Copy the listing below in full and skip every picture.
-------------------------
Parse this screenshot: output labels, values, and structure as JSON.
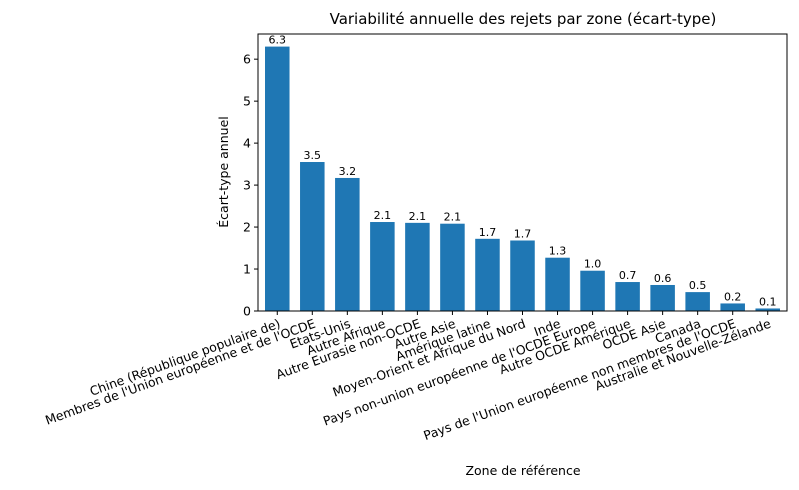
{
  "chart_data": {
    "type": "bar",
    "title": "Variabilité annuelle des rejets par zone (écart-type)",
    "xlabel": "Zone de référence",
    "ylabel": "Écart-type annuel",
    "ylim": [
      0,
      6.6
    ],
    "yticks": [
      0,
      1,
      2,
      3,
      4,
      5,
      6
    ],
    "grid": false,
    "bar_color": "#1f77b4",
    "categories": [
      "Chine (République populaire de)",
      "Membres de l'Union européenne et de l'OCDE",
      "Etats-Unis",
      "Autre Afrique",
      "Autre Eurasie non-OCDE",
      "Autre Asie",
      "Amérique latine",
      "Moyen-Orient et Afrique du Nord",
      "Inde",
      "Pays non-union européenne de l'OCDE Europe",
      "Autre OCDE Amérique",
      "OCDE Asie",
      "Canada",
      "Pays de l'Union européenne non membres de l'OCDE",
      "Australie et Nouvelle-Zélande"
    ],
    "values": [
      6.3,
      3.55,
      3.17,
      2.12,
      2.1,
      2.08,
      1.72,
      1.68,
      1.27,
      0.96,
      0.69,
      0.62,
      0.45,
      0.18,
      0.06
    ],
    "data_labels": [
      "6.3",
      "3.5",
      "3.2",
      "2.1",
      "2.1",
      "2.1",
      "1.7",
      "1.7",
      "1.3",
      "1.0",
      "0.7",
      "0.6",
      "0.5",
      "0.2",
      "0.1"
    ]
  }
}
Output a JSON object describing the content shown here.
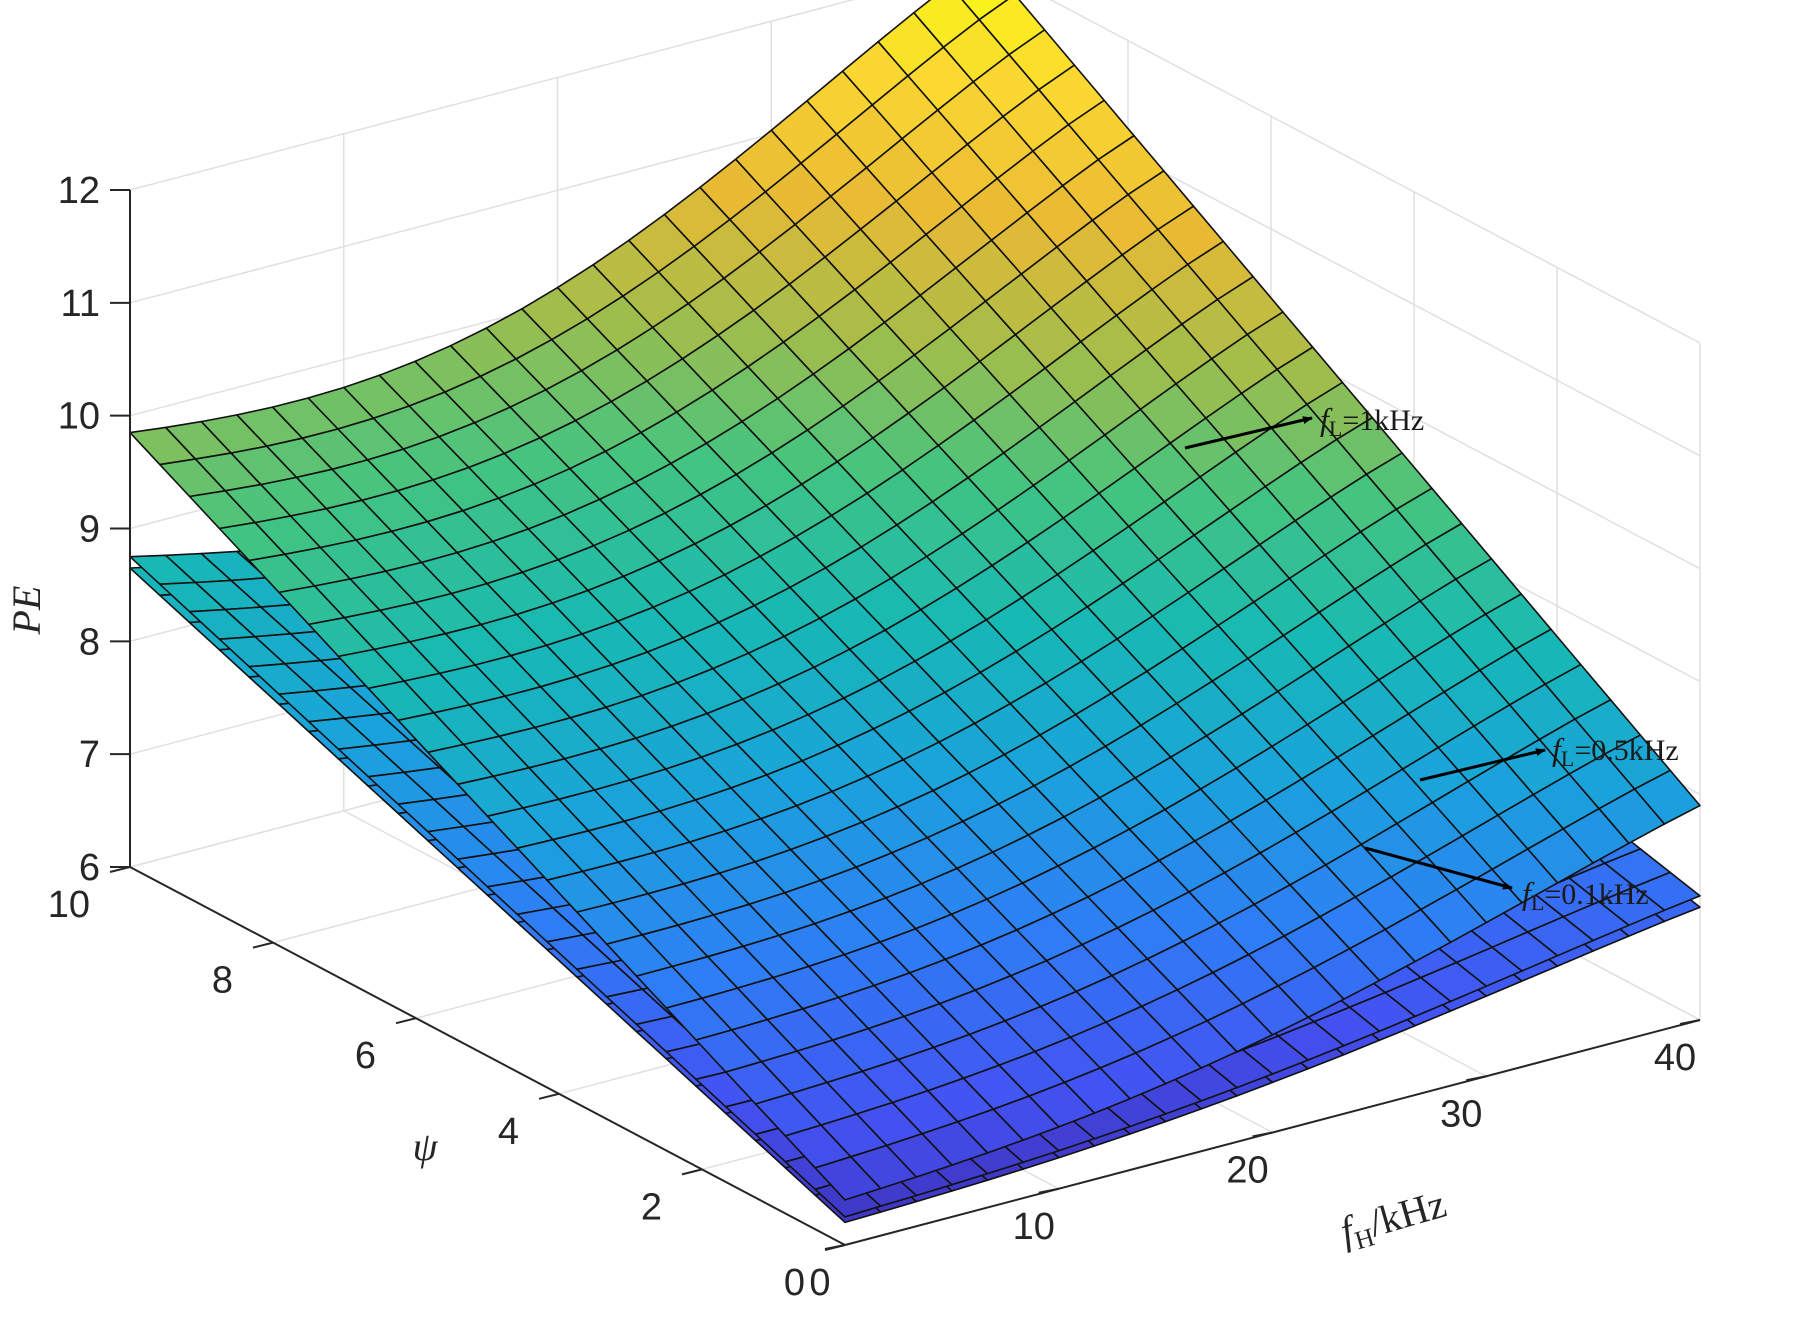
{
  "chart_data": {
    "type": "surface",
    "x": {
      "label_main": "f",
      "label_sub": "H",
      "label_rest": "/kHz",
      "lim": [
        0,
        40
      ],
      "ticks": [
        "0",
        "10",
        "20",
        "30",
        "40"
      ],
      "tick_values": [
        0,
        10,
        20,
        30,
        40
      ]
    },
    "y": {
      "label": "ψ",
      "lim": [
        0,
        10
      ],
      "ticks": [
        "0",
        "2",
        "4",
        "6",
        "8",
        "10"
      ],
      "tick_values": [
        0,
        2,
        4,
        6,
        8,
        10
      ]
    },
    "z": {
      "label": "PE",
      "lim": [
        6,
        12
      ],
      "ticks": [
        "6",
        "7",
        "8",
        "9",
        "10",
        "11",
        "12"
      ],
      "tick_values": [
        6,
        7,
        8,
        9,
        10,
        11,
        12
      ]
    },
    "grid": true,
    "colormap": [
      "#3e26a8",
      "#4352f2",
      "#2e7ef5",
      "#1aa3db",
      "#17b9b4",
      "#43c480",
      "#a3bd4a",
      "#e9ba34",
      "#fbd732",
      "#f9fb14"
    ],
    "series": [
      {
        "name_main": "f",
        "name_sub": "L",
        "name_rest": "=1kHz",
        "corner_values": {
          "fH0_psi0": 6.4,
          "fH0_psi10": 9.85,
          "fH40_psi0": 7.9,
          "fH40_psi10": 12.05
        }
      },
      {
        "name_main": "f",
        "name_sub": "L",
        "name_rest": "=0.5kHz",
        "corner_values": {
          "fH0_psi0": 6.25,
          "fH0_psi10": 8.75,
          "fH40_psi0": 7.1,
          "fH40_psi10": 8.75
        }
      },
      {
        "name_main": "f",
        "name_sub": "L",
        "name_rest": "=0.1kHz",
        "corner_values": {
          "fH0_psi0": 6.2,
          "fH0_psi10": 8.65,
          "fH40_psi0": 7.0,
          "fH40_psi10": 8.7
        }
      }
    ]
  }
}
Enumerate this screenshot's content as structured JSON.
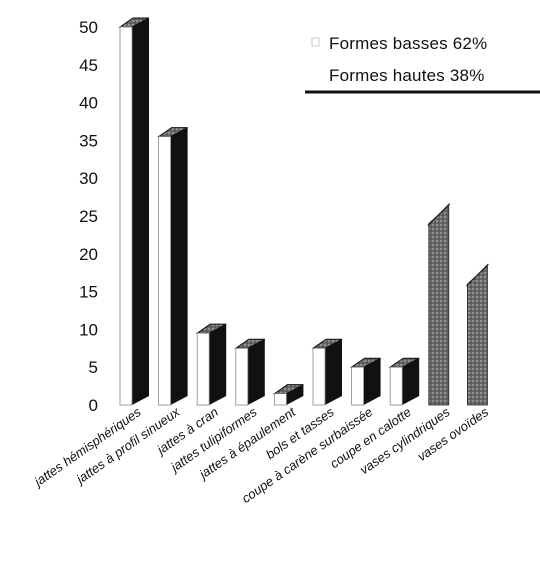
{
  "chart_data": {
    "type": "bar",
    "title": "",
    "xlabel": "",
    "ylabel": "",
    "ylim": [
      0,
      50
    ],
    "yticks": [
      0,
      5,
      10,
      15,
      20,
      25,
      30,
      35,
      40,
      45,
      50
    ],
    "grid": false,
    "legend_position": "top-right",
    "categories": [
      "jattes hémisphériques",
      "jattes à profil sinueux",
      "jattes à cran",
      "jattes tulipiformes",
      "jattes à épaulement",
      "bols et tasses",
      "coupe à carène surbaissée",
      "coupe en calotte",
      "vases cylindriques",
      "vases ovoïdes"
    ],
    "series": [
      {
        "name": "Formes basses 62%",
        "values": [
          50,
          35.5,
          9.5,
          7.5,
          1.5,
          7.5,
          5,
          5,
          0,
          0
        ]
      },
      {
        "name": "Formes hautes 38%",
        "values": [
          0,
          0,
          0,
          0,
          0,
          0,
          0,
          0,
          24,
          16
        ]
      }
    ],
    "colors": {
      "low_front": "#ffffff",
      "low_side": "#111111",
      "high": "#707070",
      "axis": "#111111"
    }
  }
}
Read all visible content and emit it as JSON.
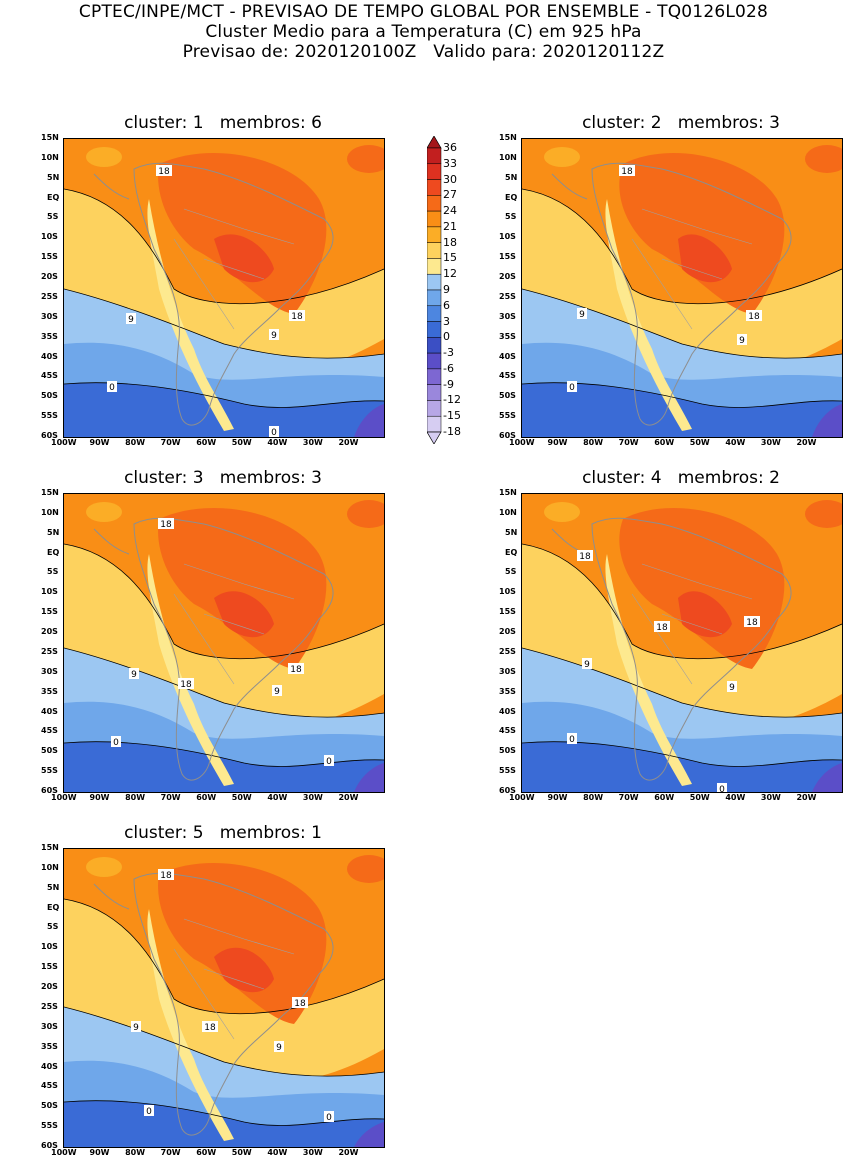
{
  "header": {
    "line1": "CPTEC/INPE/MCT - PREVISAO DE TEMPO GLOBAL POR ENSEMBLE - TQ0126L028",
    "line2": "Cluster Medio para a Temperatura (C) em 925 hPa",
    "line3": "Previsao de: 2020120100Z   Valido para: 2020120112Z"
  },
  "lat_ticks": [
    "15N",
    "10N",
    "5N",
    "EQ",
    "5S",
    "10S",
    "15S",
    "20S",
    "25S",
    "30S",
    "35S",
    "40S",
    "45S",
    "50S",
    "55S",
    "60S"
  ],
  "lon_ticks": [
    "100W",
    "90W",
    "80W",
    "70W",
    "60W",
    "50W",
    "40W",
    "30W",
    "20W"
  ],
  "colorbar": {
    "levels": [
      "36",
      "33",
      "30",
      "27",
      "24",
      "21",
      "18",
      "15",
      "12",
      "9",
      "6",
      "3",
      "0",
      "-3",
      "-6",
      "-9",
      "-12",
      "-15",
      "-18"
    ],
    "colors": [
      "#a4161a",
      "#c21f1f",
      "#de3120",
      "#ee4a1f",
      "#f56a18",
      "#f98e16",
      "#fbad26",
      "#fdd25e",
      "#fde98f",
      "#9cc7f2",
      "#6fa7ea",
      "#4d86e0",
      "#3a6bd6",
      "#3b4fc4",
      "#5b4ec8",
      "#7d67d2",
      "#9a87dc",
      "#b7a7e6",
      "#d6cdf2"
    ]
  },
  "panels": [
    {
      "title": "cluster: 1   membros: 6",
      "labels": [
        "18",
        "18",
        "9",
        "9",
        "0",
        "0"
      ]
    },
    {
      "title": "cluster: 2   membros: 3",
      "labels": [
        "18",
        "18",
        "9",
        "9",
        "0"
      ]
    },
    {
      "title": "cluster: 3   membros: 3",
      "labels": [
        "18",
        "18",
        "18",
        "9",
        "9",
        "0",
        "0"
      ]
    },
    {
      "title": "cluster: 4   membros: 2",
      "labels": [
        "18",
        "18",
        "18",
        "9",
        "9",
        "0",
        "0"
      ]
    },
    {
      "title": "cluster: 5   membros: 1",
      "labels": [
        "18",
        "18",
        "18",
        "9",
        "9",
        "0",
        "0"
      ]
    }
  ]
}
-------------------------
* WRITTEN SOLUTION:
Parse this screenshot: output labels, values, and structure as JSON.
{
  "chart_data": {
    "type": "bar",
    "title": "Variabilité annuelle des rejets par zone (écart-type)",
    "xlabel": "Zone de référence",
    "ylabel": "Écart-type annuel",
    "ylim": [
      0,
      6.6
    ],
    "yticks": [
      0,
      1,
      2,
      3,
      4,
      5,
      6
    ],
    "grid": false,
    "bar_color": "#1f77b4",
    "categories": [
      "Chine (République populaire de)",
      "Membres de l'Union européenne et de l'OCDE",
      "Etats-Unis",
      "Autre Afrique",
      "Autre Eurasie non-OCDE",
      "Autre Asie",
      "Amérique latine",
      "Moyen-Orient et Afrique du Nord",
      "Inde",
      "Pays non-union européenne de l'OCDE Europe",
      "Autre OCDE Amérique",
      "OCDE Asie",
      "Canada",
      "Pays de l'Union européenne non membres de l'OCDE",
      "Australie et Nouvelle-Zélande"
    ],
    "values": [
      6.3,
      3.55,
      3.17,
      2.12,
      2.1,
      2.08,
      1.72,
      1.68,
      1.27,
      0.96,
      0.69,
      0.62,
      0.45,
      0.18,
      0.06
    ],
    "data_labels": [
      "6.3",
      "3.5",
      "3.2",
      "2.1",
      "2.1",
      "2.1",
      "1.7",
      "1.7",
      "1.3",
      "1.0",
      "0.7",
      "0.6",
      "0.5",
      "0.2",
      "0.1"
    ]
  }
}
Output a JSON object describing the content shown here.
{
  "chart_data": {
    "type": "surface",
    "x": {
      "label_main": "f",
      "label_sub": "H",
      "label_rest": "/kHz",
      "lim": [
        0,
        40
      ],
      "ticks": [
        "0",
        "10",
        "20",
        "30",
        "40"
      ],
      "tick_values": [
        0,
        10,
        20,
        30,
        40
      ]
    },
    "y": {
      "label": "ψ",
      "lim": [
        0,
        10
      ],
      "ticks": [
        "0",
        "2",
        "4",
        "6",
        "8",
        "10"
      ],
      "tick_values": [
        0,
        2,
        4,
        6,
        8,
        10
      ]
    },
    "z": {
      "label": "PE",
      "lim": [
        6,
        12
      ],
      "ticks": [
        "6",
        "7",
        "8",
        "9",
        "10",
        "11",
        "12"
      ],
      "tick_values": [
        6,
        7,
        8,
        9,
        10,
        11,
        12
      ]
    },
    "grid": true,
    "colormap": [
      "#3e26a8",
      "#4352f2",
      "#2e7ef5",
      "#1aa3db",
      "#17b9b4",
      "#43c480",
      "#a3bd4a",
      "#e9ba34",
      "#fbd732",
      "#f9fb14"
    ],
    "series": [
      {
        "name_main": "f",
        "name_sub": "L",
        "name_rest": "=1kHz",
        "corner_values": {
          "fH0_psi0": 6.4,
          "fH0_psi10": 9.85,
          "fH40_psi0": 7.9,
          "fH40_psi10": 12.05
        }
      },
      {
        "name_main": "f",
        "name_sub": "L",
        "name_rest": "=0.5kHz",
        "corner_values": {
          "fH0_psi0": 6.25,
          "fH0_psi10": 8.75,
          "fH40_psi0": 7.1,
          "fH40_psi10": 8.75
        }
      },
      {
        "name_main": "f",
        "name_sub": "L",
        "name_rest": "=0.1kHz",
        "corner_values": {
          "fH0_psi0": 6.2,
          "fH0_psi10": 8.65,
          "fH40_psi0": 7.0,
          "fH40_psi10": 8.7
        }
      }
    ]
  }
}
Enumerate this screenshot's content as structured JSON.
{
  "chart_data": {
    "type": "bar",
    "title": "",
    "xlabel": "",
    "ylabel": "",
    "ylim": [
      0,
      50
    ],
    "yticks": [
      0,
      5,
      10,
      15,
      20,
      25,
      30,
      35,
      40,
      45,
      50
    ],
    "grid": false,
    "legend_position": "top-right",
    "categories": [
      "jattes hémisphériques",
      "jattes à profil sinueux",
      "jattes à cran",
      "jattes tulipiformes",
      "jattes à épaulement",
      "bols et tasses",
      "coupe à carène surbaissée",
      "coupe en calotte",
      "vases cylindriques",
      "vases ovoïdes"
    ],
    "series": [
      {
        "name": "Formes basses 62%",
        "values": [
          50,
          35.5,
          9.5,
          7.5,
          1.5,
          7.5,
          5,
          5,
          0,
          0
        ]
      },
      {
        "name": "Formes hautes 38%",
        "values": [
          0,
          0,
          0,
          0,
          0,
          0,
          0,
          0,
          24,
          16
        ]
      }
    ],
    "colors": {
      "low_front": "#ffffff",
      "low_side": "#111111",
      "high": "#707070",
      "axis": "#111111"
    }
  }
}
Read all visible content and emit it as JSON.
{
  "header": {
    "line1": "CPTEC/INPE/MCT - PREVISAO DE TEMPO GLOBAL POR ENSEMBLE - TQ0126L028",
    "line2": "Cluster Medio para a Temperatura (C) em 925 hPa",
    "line3": "Previsao de: 2020120100Z   Valido para: 2020120112Z"
  },
  "lat_ticks": [
    "15N",
    "10N",
    "5N",
    "EQ",
    "5S",
    "10S",
    "15S",
    "20S",
    "25S",
    "30S",
    "35S",
    "40S",
    "45S",
    "50S",
    "55S",
    "60S"
  ],
  "lon_ticks": [
    "100W",
    "90W",
    "80W",
    "70W",
    "60W",
    "50W",
    "40W",
    "30W",
    "20W"
  ],
  "colorbar": {
    "levels": [
      "36",
      "33",
      "30",
      "27",
      "24",
      "21",
      "18",
      "15",
      "12",
      "9",
      "6",
      "3",
      "0",
      "-3",
      "-6",
      "-9",
      "-12",
      "-15",
      "-18"
    ],
    "colors": [
      "#a4161a",
      "#c21f1f",
      "#de3120",
      "#ee4a1f",
      "#f56a18",
      "#f98e16",
      "#fbad26",
      "#fdd25e",
      "#fde98f",
      "#9cc7f2",
      "#6fa7ea",
      "#4d86e0",
      "#3a6bd6",
      "#3b4fc4",
      "#5b4ec8",
      "#7d67d2",
      "#9a87dc",
      "#b7a7e6",
      "#d6cdf2"
    ]
  },
  "panels": [
    {
      "title": "cluster: 1   membros: 6",
      "labels": [
        "18",
        "18",
        "9",
        "9",
        "0",
        "0"
      ]
    },
    {
      "title": "cluster: 2   membros: 3",
      "labels": [
        "18",
        "18",
        "9",
        "9",
        "0"
      ]
    },
    {
      "title": "cluster: 3   membros: 3",
      "labels": [
        "18",
        "18",
        "18",
        "9",
        "9",
        "0",
        "0"
      ]
    },
    {
      "title": "cluster: 4   membros: 2",
      "labels": [
        "18",
        "18",
        "18",
        "9",
        "9",
        "0",
        "0"
      ]
    },
    {
      "title": "cluster: 5   membros: 1",
      "labels": [
        "18",
        "18",
        "18",
        "9",
        "9",
        "0",
        "0"
      ]
    }
  ]
}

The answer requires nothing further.